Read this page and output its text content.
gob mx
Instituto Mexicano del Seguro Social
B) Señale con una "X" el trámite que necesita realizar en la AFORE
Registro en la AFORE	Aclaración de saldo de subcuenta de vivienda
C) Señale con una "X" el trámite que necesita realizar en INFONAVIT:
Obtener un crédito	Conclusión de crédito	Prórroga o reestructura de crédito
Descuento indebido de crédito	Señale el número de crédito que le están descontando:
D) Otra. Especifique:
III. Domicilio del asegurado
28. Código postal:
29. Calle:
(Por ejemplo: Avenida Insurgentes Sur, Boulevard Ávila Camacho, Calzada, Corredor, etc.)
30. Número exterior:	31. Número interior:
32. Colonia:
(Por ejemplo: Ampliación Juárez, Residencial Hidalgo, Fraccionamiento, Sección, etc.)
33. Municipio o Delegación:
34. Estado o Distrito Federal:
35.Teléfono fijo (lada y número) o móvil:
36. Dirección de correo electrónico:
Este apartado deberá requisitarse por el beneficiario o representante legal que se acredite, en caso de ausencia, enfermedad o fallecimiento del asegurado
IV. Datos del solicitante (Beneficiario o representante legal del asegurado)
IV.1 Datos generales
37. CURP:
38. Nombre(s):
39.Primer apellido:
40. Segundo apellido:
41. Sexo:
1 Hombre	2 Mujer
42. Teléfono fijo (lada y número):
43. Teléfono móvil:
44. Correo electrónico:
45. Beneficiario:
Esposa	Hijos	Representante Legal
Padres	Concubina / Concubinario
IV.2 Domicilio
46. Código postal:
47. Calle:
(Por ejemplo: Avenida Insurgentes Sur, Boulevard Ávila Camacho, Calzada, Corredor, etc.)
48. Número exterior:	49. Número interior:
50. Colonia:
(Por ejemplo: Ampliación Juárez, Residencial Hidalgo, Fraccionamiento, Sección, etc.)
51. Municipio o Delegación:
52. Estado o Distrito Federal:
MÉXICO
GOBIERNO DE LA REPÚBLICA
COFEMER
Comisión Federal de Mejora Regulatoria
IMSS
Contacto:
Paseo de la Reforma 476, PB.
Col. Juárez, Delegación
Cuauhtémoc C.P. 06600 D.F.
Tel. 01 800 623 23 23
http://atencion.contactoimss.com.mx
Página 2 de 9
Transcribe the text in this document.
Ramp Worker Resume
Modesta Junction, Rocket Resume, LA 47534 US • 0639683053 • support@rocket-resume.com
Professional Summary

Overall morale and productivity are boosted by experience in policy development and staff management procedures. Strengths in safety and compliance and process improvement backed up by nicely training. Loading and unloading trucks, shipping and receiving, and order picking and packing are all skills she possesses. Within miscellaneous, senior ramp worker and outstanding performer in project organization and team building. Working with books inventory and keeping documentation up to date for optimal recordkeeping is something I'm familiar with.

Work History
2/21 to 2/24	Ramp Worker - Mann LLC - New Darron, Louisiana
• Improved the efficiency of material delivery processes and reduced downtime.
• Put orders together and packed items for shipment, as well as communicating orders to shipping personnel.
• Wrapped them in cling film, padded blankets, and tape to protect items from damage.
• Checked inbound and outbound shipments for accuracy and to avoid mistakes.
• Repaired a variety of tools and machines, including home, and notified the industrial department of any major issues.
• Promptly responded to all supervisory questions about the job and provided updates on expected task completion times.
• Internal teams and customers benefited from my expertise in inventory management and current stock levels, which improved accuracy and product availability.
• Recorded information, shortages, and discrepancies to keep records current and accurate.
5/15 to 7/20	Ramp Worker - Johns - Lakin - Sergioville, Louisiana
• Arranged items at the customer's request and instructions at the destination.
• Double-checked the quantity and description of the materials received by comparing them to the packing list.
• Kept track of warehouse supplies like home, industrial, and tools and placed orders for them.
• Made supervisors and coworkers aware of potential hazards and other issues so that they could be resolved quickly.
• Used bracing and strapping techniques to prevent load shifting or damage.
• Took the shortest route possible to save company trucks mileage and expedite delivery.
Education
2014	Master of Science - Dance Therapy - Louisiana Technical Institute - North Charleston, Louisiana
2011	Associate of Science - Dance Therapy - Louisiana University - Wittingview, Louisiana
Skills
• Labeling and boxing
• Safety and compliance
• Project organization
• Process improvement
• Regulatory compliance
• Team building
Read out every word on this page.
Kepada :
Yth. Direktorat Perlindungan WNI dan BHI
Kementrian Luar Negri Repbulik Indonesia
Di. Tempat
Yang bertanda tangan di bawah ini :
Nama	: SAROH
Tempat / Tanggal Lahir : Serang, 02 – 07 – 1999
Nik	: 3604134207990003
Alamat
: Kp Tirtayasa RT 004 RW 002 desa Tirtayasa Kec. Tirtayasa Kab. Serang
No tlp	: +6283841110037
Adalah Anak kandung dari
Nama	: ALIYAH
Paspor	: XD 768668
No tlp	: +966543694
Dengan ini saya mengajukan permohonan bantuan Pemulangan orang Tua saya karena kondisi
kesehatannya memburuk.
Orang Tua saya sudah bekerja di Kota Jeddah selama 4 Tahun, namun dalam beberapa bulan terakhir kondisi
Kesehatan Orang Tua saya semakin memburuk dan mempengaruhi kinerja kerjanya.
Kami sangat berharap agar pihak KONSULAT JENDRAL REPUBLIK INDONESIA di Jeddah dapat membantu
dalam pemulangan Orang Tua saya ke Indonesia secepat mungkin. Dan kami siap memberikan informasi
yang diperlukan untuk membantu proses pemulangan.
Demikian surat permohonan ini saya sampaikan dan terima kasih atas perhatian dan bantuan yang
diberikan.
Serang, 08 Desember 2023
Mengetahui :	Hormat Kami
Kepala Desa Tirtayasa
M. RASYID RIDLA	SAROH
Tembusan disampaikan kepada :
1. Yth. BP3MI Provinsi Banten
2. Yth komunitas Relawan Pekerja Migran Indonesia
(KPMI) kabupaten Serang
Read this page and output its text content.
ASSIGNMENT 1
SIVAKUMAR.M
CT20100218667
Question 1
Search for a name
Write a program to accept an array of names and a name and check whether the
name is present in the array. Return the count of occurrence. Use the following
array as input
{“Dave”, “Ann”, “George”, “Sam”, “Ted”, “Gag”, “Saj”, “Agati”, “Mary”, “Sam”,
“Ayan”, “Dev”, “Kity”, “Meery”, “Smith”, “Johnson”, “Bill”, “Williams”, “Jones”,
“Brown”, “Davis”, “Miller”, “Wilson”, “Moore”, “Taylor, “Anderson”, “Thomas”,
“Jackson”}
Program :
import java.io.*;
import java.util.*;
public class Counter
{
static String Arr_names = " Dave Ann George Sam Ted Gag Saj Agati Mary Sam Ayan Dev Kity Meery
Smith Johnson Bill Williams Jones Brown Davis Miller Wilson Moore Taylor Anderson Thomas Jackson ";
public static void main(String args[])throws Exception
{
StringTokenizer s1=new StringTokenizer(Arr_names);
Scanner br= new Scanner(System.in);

-*-*-

== Directive ==
Return all of the data word for word.

== Completed task ==
Read this page and output its text content.
gob mx
Instituto Mexicano del Seguro Social
B) Señale con una "X" el trámite que necesita realizar en la AFORE
Registro en la AFORE	Aclaración de saldo de subcuenta de vivienda
C) Señale con una "X" el trámite que necesita realizar en INFONAVIT:
Obtener un crédito	Conclusión de crédito	Prórroga o reestructura de crédito
Descuento indebido de crédito	Señale el número de crédito que le están descontando:
D) Otra. Especifique:
III. Domicilio del asegurado
28. Código postal:
29. Calle:
(Por ejemplo: Avenida Insurgentes Sur, Boulevard Ávila Camacho, Calzada, Corredor, etc.)
30. Número exterior:	31. Número interior:
32. Colonia:
(Por ejemplo: Ampliación Juárez, Residencial Hidalgo, Fraccionamiento, Sección, etc.)
33. Municipio o Delegación:
34. Estado o Distrito Federal:
35.Teléfono fijo (lada y número) o móvil:
36. Dirección de correo electrónico:
Este apartado deberá requisitarse por el beneficiario o representante legal que se acredite, en caso de ausencia, enfermedad o fallecimiento del asegurado
IV. Datos del solicitante (Beneficiario o representante legal del asegurado)
IV.1 Datos generales
37. CURP:
38. Nombre(s):
39.Primer apellido:
40. Segundo apellido:
41. Sexo:
1 Hombre	2 Mujer
42. Teléfono fijo (lada y número):
43. Teléfono móvil:
44. Correo electrónico:
45. Beneficiario:
Esposa	Hijos	Representante Legal
Padres	Concubina / Concubinario
IV.2 Domicilio
46. Código postal:
47. Calle:
(Por ejemplo: Avenida Insurgentes Sur, Boulevard Ávila Camacho, Calzada, Corredor, etc.)
48. Número exterior:	49. Número interior:
50. Colonia:
(Por ejemplo: Ampliación Juárez, Residencial Hidalgo, Fraccionamiento, Sección, etc.)
51. Municipio o Delegación:
52. Estado o Distrito Federal:
MÉXICO
GOBIERNO DE LA REPÚBLICA
COFEMER
Comisión Federal de Mejora Regulatoria
IMSS
Contacto:
Paseo de la Reforma 476, PB.
Col. Juárez, Delegación
Cuauhtémoc C.P. 06600 D.F.
Tel. 01 800 623 23 23
http://atencion.contactoimss.com.mx
Página 2 de 9
Transcribe the text in this document.
Ramp Worker Resume
Modesta Junction, Rocket Resume, LA 47534 US • 0639683053 • support@rocket-resume.com
Professional Summary

Overall morale and productivity are boosted by experience in policy development and staff management procedures. Strengths in safety and compliance and process improvement backed up by nicely training. Loading and unloading trucks, shipping and receiving, and order picking and packing are all skills she possesses. Within miscellaneous, senior ramp worker and outstanding performer in project organization and team building. Working with books inventory and keeping documentation up to date for optimal recordkeeping is something I'm familiar with.

Work History
2/21 to 2/24	Ramp Worker - Mann LLC - New Darron, Louisiana
• Improved the efficiency of material delivery processes and reduced downtime.
• Put orders together and packed items for shipment, as well as communicating orders to shipping personnel.
• Wrapped them in cling film, padded blankets, and tape to protect items from damage.
• Checked inbound and outbound shipments for accuracy and to avoid mistakes.
• Repaired a variety of tools and machines, including home, and notified the industrial department of any major issues.
• Promptly responded to all supervisory questions about the job and provided updates on expected task completion times.
• Internal teams and customers benefited from my expertise in inventory management and current stock levels, which improved accuracy and product availability.
• Recorded information, shortages, and discrepancies to keep records current and accurate.
5/15 to 7/20	Ramp Worker - Johns - Lakin - Sergioville, Louisiana
• Arranged items at the customer's request and instructions at the destination.
• Double-checked the quantity and description of the materials received by comparing them to the packing list.
• Kept track of warehouse supplies like home, industrial, and tools and placed orders for them.
• Made supervisors and coworkers aware of potential hazards and other issues so that they could be resolved quickly.
• Used bracing and strapping techniques to prevent load shifting or damage.
• Took the shortest route possible to save company trucks mileage and expedite delivery.
Education
2014	Master of Science - Dance Therapy - Louisiana Technical Institute - North Charleston, Louisiana
2011	Associate of Science - Dance Therapy - Louisiana University - Wittingview, Louisiana
Skills
• Labeling and boxing
• Safety and compliance
• Project organization
• Process improvement
• Regulatory compliance
• Team building
Read out every word on this page.
Kepada :
Yth. Direktorat Perlindungan WNI dan BHI
Kementrian Luar Negri Repbulik Indonesia
Di. Tempat
Yang bertanda tangan di bawah ini :
Nama	: SAROH
Tempat / Tanggal Lahir : Serang, 02 – 07 – 1999
Nik	: 3604134207990003
Alamat
: Kp Tirtayasa RT 004 RW 002 desa Tirtayasa Kec. Tirtayasa Kab. Serang
No tlp	: +6283841110037
Adalah Anak kandung dari
Nama	: ALIYAH
Paspor	: XD 768668
No tlp	: +966543694
Dengan ini saya mengajukan permohonan bantuan Pemulangan orang Tua saya karena kondisi
kesehatannya memburuk.
Orang Tua saya sudah bekerja di Kota Jeddah selama 4 Tahun, namun dalam beberapa bulan terakhir kondisi
Kesehatan Orang Tua saya semakin memburuk dan mempengaruhi kinerja kerjanya.
Kami sangat berharap agar pihak KONSULAT JENDRAL REPUBLIK INDONESIA di Jeddah dapat membantu
dalam pemulangan Orang Tua saya ke Indonesia secepat mungkin. Dan kami siap memberikan informasi
yang diperlukan untuk membantu proses pemulangan.
Demikian surat permohonan ini saya sampaikan dan terima kasih atas perhatian dan bantuan yang
diberikan.
Serang, 08 Desember 2023
Mengetahui :	Hormat Kami
Kepala Desa Tirtayasa
M. RASYID RIDLA	SAROH
Tembusan disampaikan kepada :
1. Yth. BP3MI Provinsi Banten
2. Yth komunitas Relawan Pekerja Migran Indonesia
(KPMI) kabupaten Serang
Read this page and output its text content.
ASSIGNMENT 1
SIVAKUMAR.M
CT20100218667
Question 1
Search for a name
Write a program to accept an array of names and a name and check whether the
name is present in the array. Return the count of occurrence. Use the following
array as input
{“Dave”, “Ann”, “George”, “Sam”, “Ted”, “Gag”, “Saj”, “Agati”, “Mary”, “Sam”,
“Ayan”, “Dev”, “Kity”, “Meery”, “Smith”, “Johnson”, “Bill”, “Williams”, “Jones”,
“Brown”, “Davis”, “Miller”, “Wilson”, “Moore”, “Taylor, “Anderson”, “Thomas”,
“Jackson”}
Program :
import java.io.*;
import java.util.*;
public class Counter
{
static String Arr_names = " Dave Ann George Sam Ted Gag Saj Agati Mary Sam Ayan Dev Kity Meery
Smith Johnson Bill Williams Jones Brown Davis Miller Wilson Moore Taylor Anderson Thomas Jackson ";
public static void main(String args[])throws Exception
{
StringTokenizer s1=new StringTokenizer(Arr_names);
Scanner br= new Scanner(System.in);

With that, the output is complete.